### Requirements
Provide an exact transcription of all the records.

[Rows from a figure dataset]
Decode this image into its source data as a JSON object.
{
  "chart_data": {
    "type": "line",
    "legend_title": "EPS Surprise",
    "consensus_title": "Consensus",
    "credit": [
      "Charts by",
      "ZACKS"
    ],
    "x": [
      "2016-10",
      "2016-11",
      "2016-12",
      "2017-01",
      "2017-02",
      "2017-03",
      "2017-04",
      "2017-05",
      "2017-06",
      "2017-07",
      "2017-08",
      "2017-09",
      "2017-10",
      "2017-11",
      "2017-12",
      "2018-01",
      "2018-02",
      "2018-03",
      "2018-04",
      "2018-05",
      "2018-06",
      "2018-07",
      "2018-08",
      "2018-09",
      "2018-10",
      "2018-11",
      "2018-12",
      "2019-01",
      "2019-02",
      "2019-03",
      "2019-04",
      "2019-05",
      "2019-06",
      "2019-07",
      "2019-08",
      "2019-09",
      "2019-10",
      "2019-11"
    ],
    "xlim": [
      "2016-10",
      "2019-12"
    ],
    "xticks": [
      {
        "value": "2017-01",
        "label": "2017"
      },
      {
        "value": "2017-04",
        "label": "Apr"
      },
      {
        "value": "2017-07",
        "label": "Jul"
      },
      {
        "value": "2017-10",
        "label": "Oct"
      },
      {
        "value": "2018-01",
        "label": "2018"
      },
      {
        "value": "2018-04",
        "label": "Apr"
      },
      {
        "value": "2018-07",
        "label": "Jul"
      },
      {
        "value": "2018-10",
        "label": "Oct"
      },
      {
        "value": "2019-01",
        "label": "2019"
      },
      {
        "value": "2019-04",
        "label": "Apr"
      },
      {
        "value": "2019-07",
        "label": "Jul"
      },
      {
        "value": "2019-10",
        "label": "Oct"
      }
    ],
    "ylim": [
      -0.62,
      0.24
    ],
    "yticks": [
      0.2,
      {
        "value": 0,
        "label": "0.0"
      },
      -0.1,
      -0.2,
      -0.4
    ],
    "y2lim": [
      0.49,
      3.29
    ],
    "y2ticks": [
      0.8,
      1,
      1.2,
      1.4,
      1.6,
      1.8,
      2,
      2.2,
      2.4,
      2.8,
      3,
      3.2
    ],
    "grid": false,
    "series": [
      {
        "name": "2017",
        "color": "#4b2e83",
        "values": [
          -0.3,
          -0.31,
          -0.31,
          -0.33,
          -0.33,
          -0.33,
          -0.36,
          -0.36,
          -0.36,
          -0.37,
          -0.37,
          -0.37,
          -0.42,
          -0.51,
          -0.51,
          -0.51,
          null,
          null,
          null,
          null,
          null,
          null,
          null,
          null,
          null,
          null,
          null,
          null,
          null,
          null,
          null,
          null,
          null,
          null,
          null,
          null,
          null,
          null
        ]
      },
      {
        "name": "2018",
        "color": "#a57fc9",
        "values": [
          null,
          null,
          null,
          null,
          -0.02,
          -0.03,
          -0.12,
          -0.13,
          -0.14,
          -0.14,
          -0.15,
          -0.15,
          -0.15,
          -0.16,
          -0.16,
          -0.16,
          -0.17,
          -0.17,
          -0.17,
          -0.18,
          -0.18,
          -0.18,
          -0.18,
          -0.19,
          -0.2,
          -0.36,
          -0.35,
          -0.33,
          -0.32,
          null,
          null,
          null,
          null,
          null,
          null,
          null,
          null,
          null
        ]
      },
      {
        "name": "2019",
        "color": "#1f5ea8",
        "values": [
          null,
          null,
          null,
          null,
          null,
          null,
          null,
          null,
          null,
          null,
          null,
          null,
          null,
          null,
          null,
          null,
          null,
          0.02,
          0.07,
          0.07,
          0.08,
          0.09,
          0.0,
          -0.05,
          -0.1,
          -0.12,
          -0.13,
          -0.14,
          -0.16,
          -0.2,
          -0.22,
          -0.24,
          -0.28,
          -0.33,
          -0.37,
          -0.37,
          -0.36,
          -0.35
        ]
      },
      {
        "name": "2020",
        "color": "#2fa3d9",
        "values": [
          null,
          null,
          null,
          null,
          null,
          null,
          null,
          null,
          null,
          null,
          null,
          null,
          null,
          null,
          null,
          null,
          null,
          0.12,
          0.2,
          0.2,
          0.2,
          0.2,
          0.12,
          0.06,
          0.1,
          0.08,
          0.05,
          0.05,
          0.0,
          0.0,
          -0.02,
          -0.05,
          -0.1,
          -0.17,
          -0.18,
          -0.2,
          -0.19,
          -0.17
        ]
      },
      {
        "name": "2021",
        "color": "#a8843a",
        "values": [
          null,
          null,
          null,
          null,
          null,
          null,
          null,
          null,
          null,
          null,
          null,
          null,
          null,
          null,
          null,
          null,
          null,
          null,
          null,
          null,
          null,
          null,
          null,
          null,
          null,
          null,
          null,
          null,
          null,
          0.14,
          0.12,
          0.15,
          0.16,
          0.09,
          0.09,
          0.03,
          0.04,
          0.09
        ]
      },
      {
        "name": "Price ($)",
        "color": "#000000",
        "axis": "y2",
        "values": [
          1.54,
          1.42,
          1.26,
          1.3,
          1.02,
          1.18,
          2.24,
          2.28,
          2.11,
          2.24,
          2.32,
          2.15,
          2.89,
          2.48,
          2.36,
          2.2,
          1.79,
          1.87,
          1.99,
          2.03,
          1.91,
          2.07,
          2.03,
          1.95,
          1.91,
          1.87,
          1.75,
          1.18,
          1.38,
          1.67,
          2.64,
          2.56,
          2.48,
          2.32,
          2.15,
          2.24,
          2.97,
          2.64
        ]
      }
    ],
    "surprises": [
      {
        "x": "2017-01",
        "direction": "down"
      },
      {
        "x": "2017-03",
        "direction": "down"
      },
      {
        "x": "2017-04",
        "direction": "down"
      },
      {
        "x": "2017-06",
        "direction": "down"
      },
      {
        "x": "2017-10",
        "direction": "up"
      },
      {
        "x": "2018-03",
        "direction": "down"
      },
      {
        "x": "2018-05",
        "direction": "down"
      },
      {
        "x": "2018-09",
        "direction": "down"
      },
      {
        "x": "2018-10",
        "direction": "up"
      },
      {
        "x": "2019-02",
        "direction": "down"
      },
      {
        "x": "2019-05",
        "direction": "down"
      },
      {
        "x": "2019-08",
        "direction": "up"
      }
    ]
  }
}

### Final result
Decode this image into its source data as a JSON object.
{
  "chart_data": {
    "type": "line",
    "legend_title": "EPS Surprise",
    "consensus_title": "Consensus",
    "credit": [
      "Charts by",
      "ZACKS"
    ],
    "x": [
      "2016-10",
      "2016-11",
      "2016-12",
      "2017-01",
      "2017-02",
      "2017-03",
      "2017-04",
      "2017-05",
      "2017-06",
      "2017-07",
      "2017-08",
      "2017-09",
      "2017-10",
      "2017-11",
      "2017-12",
      "2018-01",
      "2018-02",
      "2018-03",
      "2018-04",
      "2018-05",
      "2018-06",
      "2018-07",
      "2018-08",
      "2018-09",
      "2018-10",
      "2018-11",
      "2018-12",
      "2019-01",
      "2019-02",
      "2019-03",
      "2019-04",
      "2019-05",
      "2019-06",
      "2019-07",
      "2019-08",
      "2019-09",
      "2019-10",
      "2019-11"
    ],
    "xlim": [
      "2016-10",
      "2019-12"
    ],
    "xticks": [
      {
        "value": "2017-01",
        "label": "2017"
      },
      {
        "value": "2017-04",
        "label": "Apr"
      },
      {
        "value": "2017-07",
        "label": "Jul"
      },
      {
        "value": "2017-10",
        "label": "Oct"
      },
      {
        "value": "2018-01",
        "label": "2018"
      },
      {
        "value": "2018-04",
        "label": "Apr"
      },
      {
        "value": "2018-07",
        "label": "Jul"
      },
      {
        "value": "2018-10",
        "label": "Oct"
      },
      {
        "value": "2019-01",
        "label": "2019"
      },
      {
        "value": "2019-04",
        "label": "Apr"
      },
      {
        "value": "2019-07",
        "label": "Jul"
      },
      {
        "value": "2019-10",
        "label": "Oct"
      }
    ],
    "ylim": [
      -0.62,
      0.24
    ],
    "yticks": [
      0.2,
      {
        "value": 0,
        "label": "0.0"
      },
      -0.1,
      -0.2,
      -0.4
    ],
    "y2lim": [
      0.49,
      3.29
    ],
    "y2ticks": [
      0.8,
      1,
      1.2,
      1.4,
      1.6,
      1.8,
      2,
      2.2,
      2.4,
      2.8,
      3,
      3.2
    ],
    "grid": false,
    "series": [
      {
        "name": "2017",
        "color": "#4b2e83",
        "values": [
          -0.3,
          -0.31,
          -0.31,
          -0.33,
          -0.33,
          -0.33,
          -0.36,
          -0.36,
          -0.36,
          -0.37,
          -0.37,
          -0.37,
          -0.42,
          -0.51,
          -0.51,
          -0.51,
          null,
          null,
          null,
          null,
          null,
          null,
          null,
          null,
          null,
          null,
          null,
          null,
          null,
          null,
          null,
          null,
          null,
          null,
          null,
          null,
          null,
          null
        ]
      },
      {
        "name": "2018",
        "color": "#a57fc9",
        "values": [
          null,
          null,
          null,
          null,
          -0.02,
          -0.03,
          -0.12,
          -0.13,
          -0.14,
          -0.14,
          -0.15,
          -0.15,
          -0.15,
          -0.16,
          -0.16,
          -0.16,
          -0.17,
          -0.17,
          -0.17,
          -0.18,
          -0.18,
          -0.18,
          -0.18,
          -0.19,
          -0.2,
          -0.36,
          -0.35,
          -0.33,
          -0.32,
          null,
          null,
          null,
          null,
          null,
          null,
          null,
          null,
          null
        ]
      },
      {
        "name": "2019",
        "color": "#1f5ea8",
        "values": [
          null,
          null,
          null,
          null,
          null,
          null,
          null,
          null,
          null,
          null,
          null,
          null,
          null,
          null,
          null,
          null,
          null,
          0.02,
          0.07,
          0.07,
          0.08,
          0.09,
          0.0,
          -0.05,
          -0.1,
          -0.12,
          -0.13,
          -0.14,
          -0.16,
          -0.2,
          -0.22,
          -0.24,
          -0.28,
          -0.33,
          -0.37,
          -0.37,
          -0.36,
          -0.35
        ]
      },
      {
        "name": "2020",
        "color": "#2fa3d9",
        "values": [
          null,
          null,
          null,
          null,
          null,
          null,
          null,
          null,
          null,
          null,
          null,
          null,
          null,
          null,
          null,
          null,
          null,
          0.12,
          0.2,
          0.2,
          0.2,
          0.2,
          0.12,
          0.06,
          0.1,
          0.08,
          0.05,
          0.05,
          0.0,
          0.0,
          -0.02,
          -0.05,
          -0.1,
          -0.17,
          -0.18,
          -0.2,
          -0.19,
          -0.17
        ]
      },
      {
        "name": "2021",
        "color": "#a8843a",
        "values": [
          null,
          null,
          null,
          null,
          null,
          null,
          null,
          null,
          null,
          null,
          null,
          null,
          null,
          null,
          null,
          null,
          null,
          null,
          null,
          null,
          null,
          null,
          null,
          null,
          null,
          null,
          null,
          null,
          null,
          0.14,
          0.12,
          0.15,
          0.16,
          0.09,
          0.09,
          0.03,
          0.04,
          0.09
        ]
      },
      {
        "name": "Price ($)",
        "color": "#000000",
        "axis": "y2",
        "values": [
          1.54,
          1.42,
          1.26,
          1.3,
          1.02,
          1.18,
          2.24,
          2.28,
          2.11,
          2.24,
          2.32,
          2.15,
          2.89,
          2.48,
          2.36,
          2.2,
          1.79,
          1.87,
          1.99,
          2.03,
          1.91,
          2.07,
          2.03,
          1.95,
          1.91,
          1.87,
          1.75,
          1.18,
          1.38,
          1.67,
          2.64,
          2.56,
          2.48,
          2.32,
          2.15,
          2.24,
          2.97,
          2.64
        ]
      }
    ],
    "surprises": [
      {
        "x": "2017-01",
        "direction": "down"
      },
      {
        "x": "2017-03",
        "direction": "down"
      },
      {
        "x": "2017-04",
        "direction": "down"
      },
      {
        "x": "2017-06",
        "direction": "down"
      },
      {
        "x": "2017-10",
        "direction": "up"
      },
      {
        "x": "2018-03",
        "direction": "down"
      },
      {
        "x": "2018-05",
        "direction": "down"
      },
      {
        "x": "2018-09",
        "direction": "down"
      },
      {
        "x": "2018-10",
        "direction": "up"
      },
      {
        "x": "2019-02",
        "direction": "down"
      },
      {
        "x": "2019-05",
        "direction": "down"
      },
      {
        "x": "2019-08",
        "direction": "up"
      }
    ]
  }
}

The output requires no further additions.